— What to do —
Examine the entries and show every line in which the word "وعند" is found.

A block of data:
>> begin

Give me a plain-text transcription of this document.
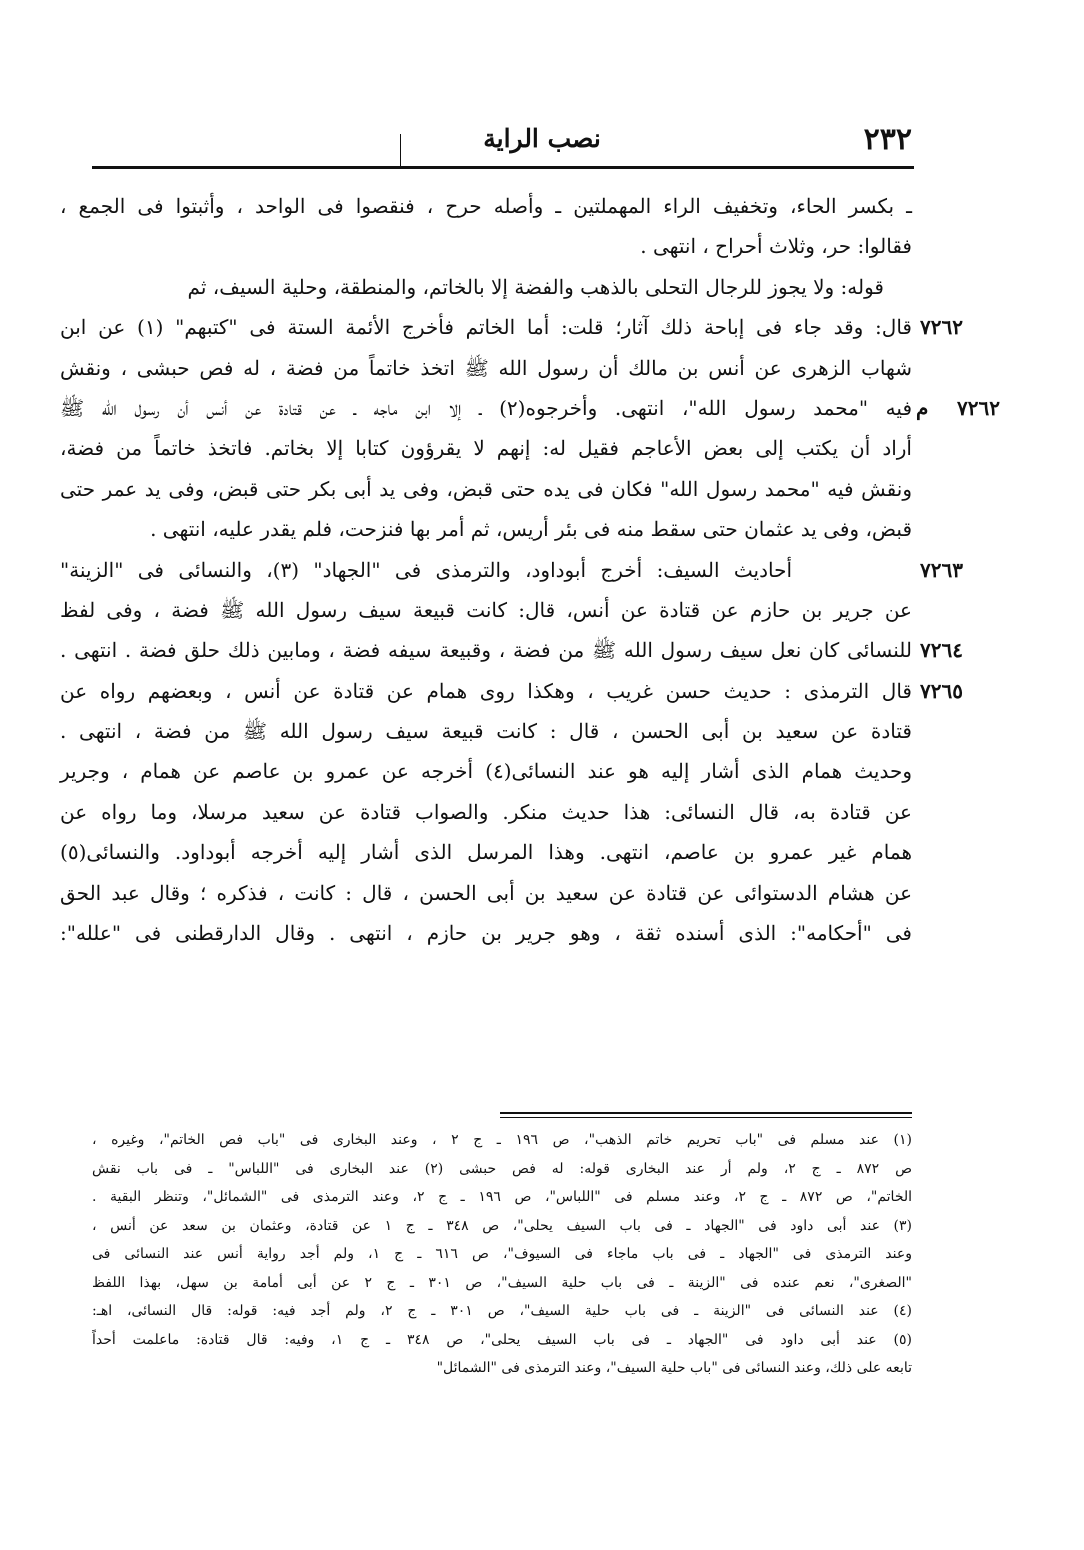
٢٣٢
نصب الراية
ـ بكسر الحاء، وتخفيف الراء المهملتين ـ وأصله حرح ، فنقصوا فى الواحد ، وأثبتوا فى الجمع ،
فقالوا: حر، وثلاث أحراح ، انتهى .
قوله: ولا يجوز للرجال التحلى بالذهب والفضة إلا بالخاتم، والمنطقة، وحلية السيف، ثم
قال: وقد جاء فى إباحة ذلك آثار؛ قلت: أما الخاتم فأخرج الأئمة الستة فى "كتبهم" (١) عن ابن ٧٢٦٢
شهاب الزهرى عن أنس بن مالك أن رسول الله ﷺ اتخذ خاتماً من فضة ، له فص حبشى ، ونقش
فيه "محمد رسول الله"، انتهى. وأخرجوه(٢) ـ إلا ابن ماجه ـ عن قتادة عن أنس أن رسول الله ﷺ ٧٢٦٢ م
أراد أن يكتب إلى بعض الأعاجم فقيل له: إنهم لا يقرؤون كتابا إلا بخاتم. فاتخذ خاتماً من فضة،
ونقش فيه "محمد رسول الله" فكان فى يده حتى قبض، وفى يد أبى بكر حتى قبض، وفى يد عمر حتى
قبض، وفى يد عثمان حتى سقط منه فى بئر أريس، ثم أمر بها فنزحت، فلم يقدر عليه، انتهى .
أحاديث السيف: أخرج أبوداود، والترمذى فى "الجهاد" (٣)، والنسائى فى "الزينة"	٧٢٦٣
عن جرير بن حازم عن قتادة عن أنس، قال: كانت قبيعة سيف رسول الله ﷺ فضة ، وفى لفظ
للنسائى كان نعل سيف رسول الله ﷺ من فضة ، وقبيعة سيفه فضة ، ومابين ذلك حلق فضة . انتهى . ٧٢٦٤
قال الترمذى : حديث حسن غريب ، وهكذا روى همام عن قتادة عن أنس ، وبعضهم رواه عن ٧٢٦٥
قتادة عن سعيد بن أبى الحسن ، قال : كانت قبيعة سيف رسول الله ﷺ من فضة ، انتهى .
وحديث همام الذى أشار إليه هو عند النسائى(٤) أخرجه عن عمرو بن عاصم عن همام ، وجرير
عن قتادة به، قال النسائى: هذا حديث منكر. والصواب قتادة عن سعيد مرسلا، وما رواه عن
همام غير عمرو بن عاصم، انتهى. وهذا المرسل الذى أشار إليه أخرجه أبوداود. والنسائى(٥)
عن هشام الدستوائى عن قتادة عن سعيد بن أبى الحسن ، قال : كانت ، فذكره ؛ وقال عبد الحق
فى "أحكامه": الذى أسنده ثقة ، وهو جرير بن حازم ، انتهى . وقال الدارقطنى فى "علله":
(١) عند مسلم فى "باب تحريم خاتم الذهب"، ص ١٩٦ ـ ج ٢ ، وعند البخارى فى "باب فص الخاتم"، وغيره ،
ص ٨٧٢ ـ ج ٢، ولم أر عند البخارى قوله: له فص حبشى (٢) عند البخارى فى "اللباس" ـ فى باب نقش
الخاتم"، ص ٨٧٢ ـ ج ٢، وعند مسلم فى "اللباس"، ص ١٩٦ ـ ج ٢، وعند الترمذى فى "الشمائل"، وتنظر البقية .
(٣) عند أبى داود فى "الجهاد ـ فى باب السيف يحلى"، ص ٣٤٨ ـ ج ١ عن قتادة، وعثمان بن سعد عن أنس ،
وعند الترمذى فى "الجهاد ـ فى باب ماجاء فى السيوف"، ص ٦١٦ ـ ج ١، ولم أجد رواية أنس عند النسائى فى
"الصغرى"، نعم عنده فى "الزينة ـ فى باب حلية السيف"، ص ٣٠١ ـ ج ٢ عن أبى أمامة بن سهل، بهذا اللفظ
(٤) عند النسائى فى "الزينة ـ فى باب حلية السيف"، ص ٣٠١ ـ ج ٢، ولم أجد فيه: قوله: قال النسائى، اهـ:
(٥) عند أبى داود فى "الجهاد ـ فى باب السيف يحلى"، ص ٣٤٨ ـ ج ١، وفيه: قال قتادة: ماعلمت أحداً
تابعه على ذلك، وعند النسائى فى "باب حلية السيف"، وعند الترمذى فى "الشمائل"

>> end

— Task result —
(١) عند مسلم فى "باب تحريم خاتم الذهب"، ص ١٩٦ ـ ج ٢ ، وعند البخارى فى "باب فص الخاتم"، وغيره ،
الخاتم"، ص ٨٧٢ ـ ج ٢، وعند مسلم فى "اللباس"، ص ١٩٦ ـ ج ٢، وعند الترمذى فى "الشمائل"، وتنظر البقية .
وعند الترمذى فى "الجهاد ـ فى باب ماجاء فى السيوف"، ص ٦١٦ ـ ج ١، ولم أجد رواية أنس عند النسائى فى
تابعه على ذلك، وعند النسائى فى "باب حلية السيف"، وعند الترمذى فى "الشمائل"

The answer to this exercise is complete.